Problem to solve ▸ In the data below, find every line that has the string "JSON", and copy it.

Material provided ▸
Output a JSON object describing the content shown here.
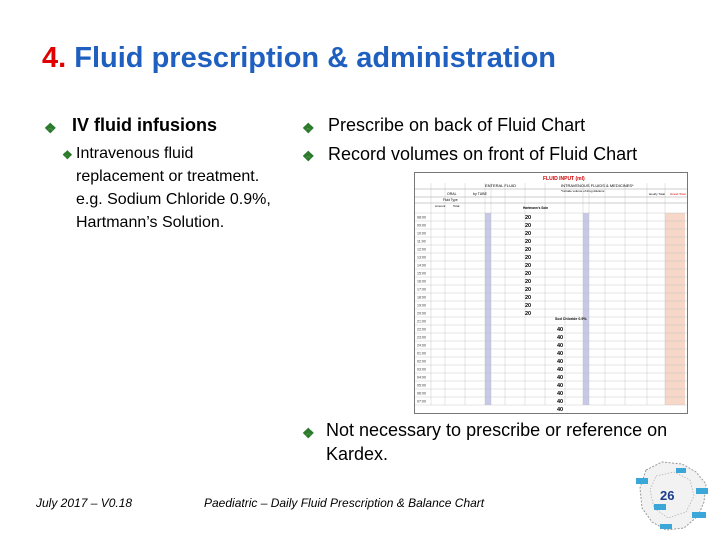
{
  "title": {
    "number": "4.",
    "text": "Fluid prescription & administration"
  },
  "left": {
    "heading": "IV fluid infusions",
    "sub_line1": "Intravenous fluid",
    "sub_line2": "replacement or treatment.",
    "sub_line3": "e.g. Sodium Chloride 0.9%,",
    "sub_line4": "Hartmann’s Solution."
  },
  "right": {
    "b1": "Prescribe on back of Fluid Chart",
    "b2": "Record volumes on front of Fluid Chart",
    "b3_line1": "Not necessary to prescribe or reference on",
    "b3_line2": "Kardex."
  },
  "chart": {
    "title": "FLUID INPUT (ml)",
    "enteral": "ENTERAL FLUID",
    "iv": "INTRAVENOUS FLUIDS & MEDICINES*",
    "iv_sub": "*Include volume of drug dilutions",
    "oral": "ORAL",
    "tube": "by TUBE",
    "fluid_type": "Fluid Type",
    "amount": "Amount",
    "total": "Total",
    "hourly": "Hourly Total",
    "grand": "Grand Total",
    "times": [
      "08:00",
      "09:00",
      "10:00",
      "11:00",
      "12:00",
      "13:00",
      "14:00",
      "15:00",
      "16:00",
      "17:00",
      "18:00",
      "19:00",
      "20:00",
      "21:00",
      "22:00",
      "23:00",
      "24:00",
      "01:00",
      "02:00",
      "03:00",
      "04:00",
      "05:00",
      "06:00",
      "07:00"
    ],
    "col1_label": "Hartmann's Soln",
    "col1_values": [
      "20",
      "20",
      "20",
      "20",
      "20",
      "20",
      "20",
      "20",
      "20",
      "20",
      "20",
      "20",
      "20"
    ],
    "col2_label": "Sod Chloride 0.9%",
    "col2_values": [
      "40",
      "40",
      "40",
      "40",
      "40",
      "40",
      "40",
      "40",
      "40",
      "40",
      "40"
    ]
  },
  "footer": {
    "date": "July 2017 – V0.18",
    "center": "Paediatric – Daily Fluid Prescription & Balance Chart",
    "page": "26"
  }
}
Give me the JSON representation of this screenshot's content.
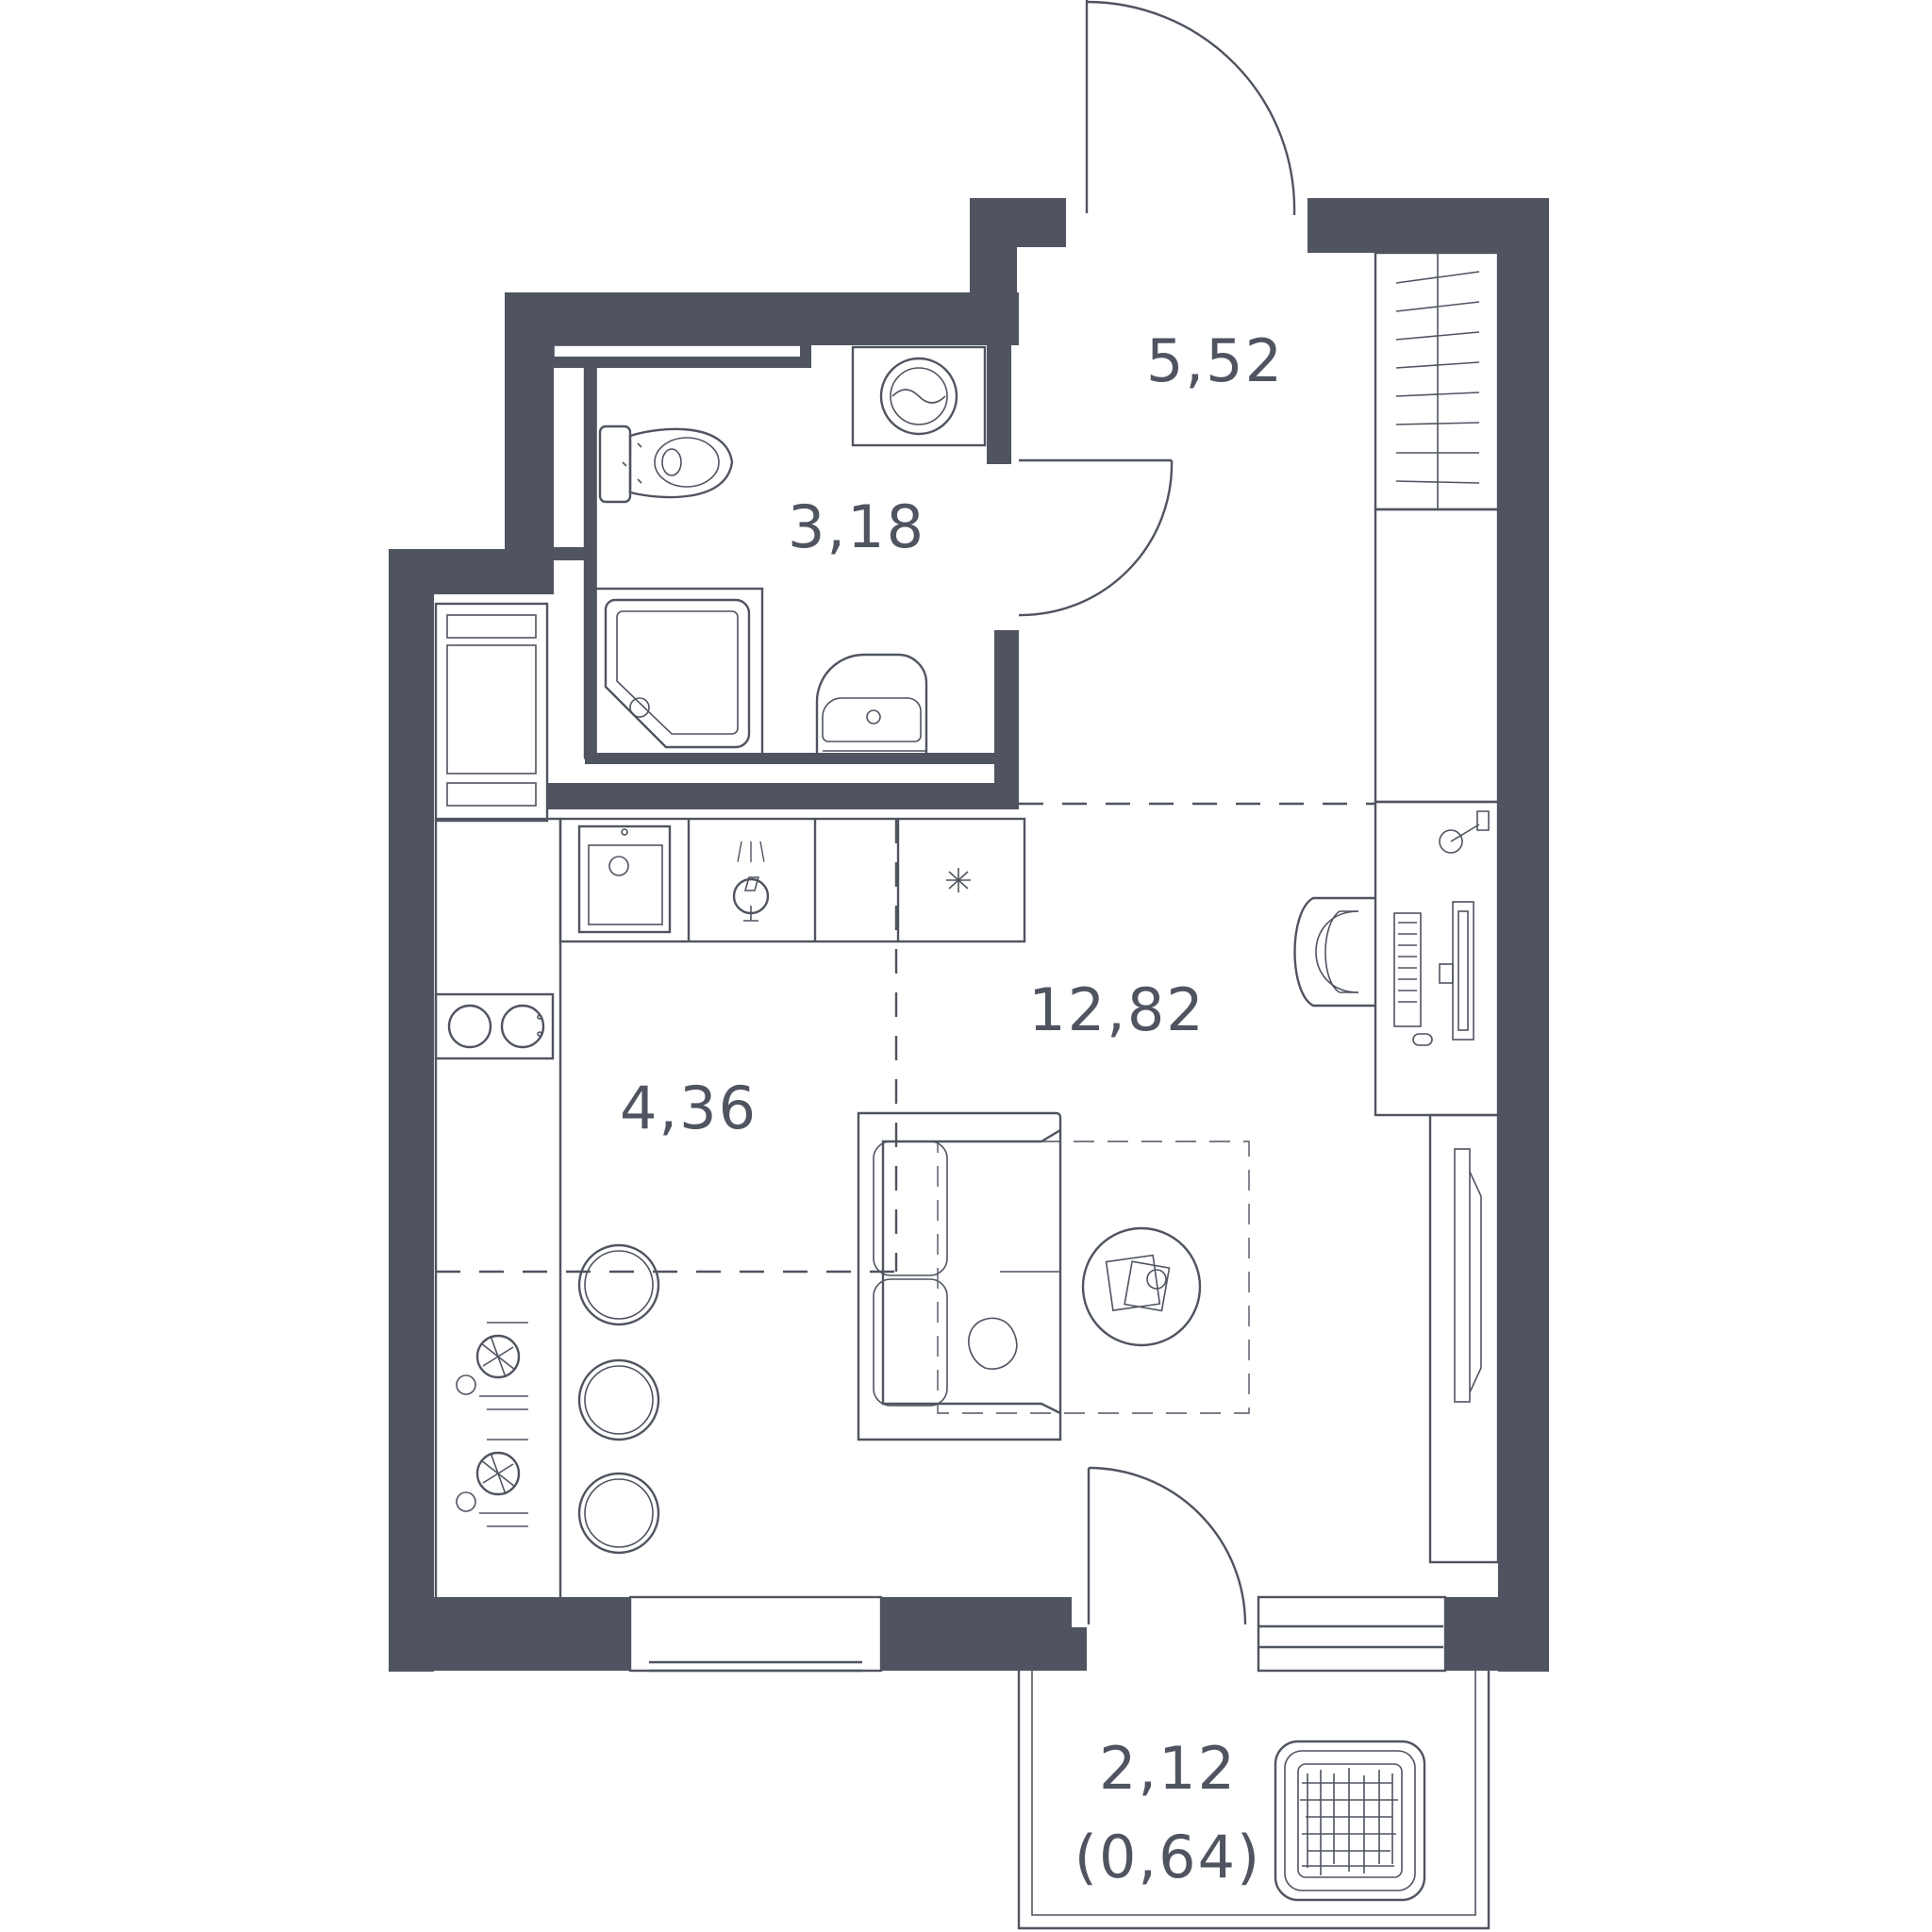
{
  "floor_plan": {
    "colors": {
      "wall": "#4f5460",
      "background": "#ffffff"
    },
    "areas": {
      "hallway": "5,52",
      "bathroom": "3,18",
      "living_room": "12,82",
      "kitchen": "4,36",
      "balcony": "2,12",
      "balcony_reduced": "(0,64)"
    }
  }
}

Full solution ▸
Output a JSON object describing the content shown here.
Give me the JSON representation of this screenshot's content.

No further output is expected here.